-- Start Material provided --
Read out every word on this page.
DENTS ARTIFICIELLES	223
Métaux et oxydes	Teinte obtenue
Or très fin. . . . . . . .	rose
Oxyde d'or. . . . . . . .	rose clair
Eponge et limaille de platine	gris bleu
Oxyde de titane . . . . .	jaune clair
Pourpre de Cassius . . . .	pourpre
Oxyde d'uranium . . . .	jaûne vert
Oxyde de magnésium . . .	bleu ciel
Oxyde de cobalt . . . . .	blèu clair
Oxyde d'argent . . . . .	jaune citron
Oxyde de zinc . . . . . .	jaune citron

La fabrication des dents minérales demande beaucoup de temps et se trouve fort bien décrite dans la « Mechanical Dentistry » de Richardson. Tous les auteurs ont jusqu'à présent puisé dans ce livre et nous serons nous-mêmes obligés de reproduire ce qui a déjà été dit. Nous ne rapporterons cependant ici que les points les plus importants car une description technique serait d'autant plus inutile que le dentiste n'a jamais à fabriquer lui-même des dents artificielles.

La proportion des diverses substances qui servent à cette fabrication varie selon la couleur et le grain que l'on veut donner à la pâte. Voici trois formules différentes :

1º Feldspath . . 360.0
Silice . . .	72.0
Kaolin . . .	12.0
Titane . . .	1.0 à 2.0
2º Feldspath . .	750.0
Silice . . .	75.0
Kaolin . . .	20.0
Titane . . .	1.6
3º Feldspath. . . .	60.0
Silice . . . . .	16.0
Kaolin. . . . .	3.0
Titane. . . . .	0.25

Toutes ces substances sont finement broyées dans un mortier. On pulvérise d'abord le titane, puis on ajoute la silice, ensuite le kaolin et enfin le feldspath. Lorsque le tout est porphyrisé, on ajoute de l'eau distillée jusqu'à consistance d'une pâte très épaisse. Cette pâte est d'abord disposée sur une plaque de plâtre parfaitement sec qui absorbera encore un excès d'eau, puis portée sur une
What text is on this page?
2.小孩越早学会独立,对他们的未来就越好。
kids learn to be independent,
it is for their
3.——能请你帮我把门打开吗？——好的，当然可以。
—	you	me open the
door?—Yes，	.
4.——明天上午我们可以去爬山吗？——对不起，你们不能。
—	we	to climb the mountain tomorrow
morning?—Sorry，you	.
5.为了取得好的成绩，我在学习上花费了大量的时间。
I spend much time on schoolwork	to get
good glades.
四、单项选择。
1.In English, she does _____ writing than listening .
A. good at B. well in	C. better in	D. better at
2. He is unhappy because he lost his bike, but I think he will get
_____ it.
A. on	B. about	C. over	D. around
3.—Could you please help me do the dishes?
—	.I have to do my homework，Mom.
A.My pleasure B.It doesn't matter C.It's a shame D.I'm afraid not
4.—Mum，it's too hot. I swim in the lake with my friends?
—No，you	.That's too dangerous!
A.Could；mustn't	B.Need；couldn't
-- End Material provided --
- The exercise -
Please list every line of the records that contains "good".

- Answer to the task -
good glades.
A. good at B. well in	C. better in	D. better at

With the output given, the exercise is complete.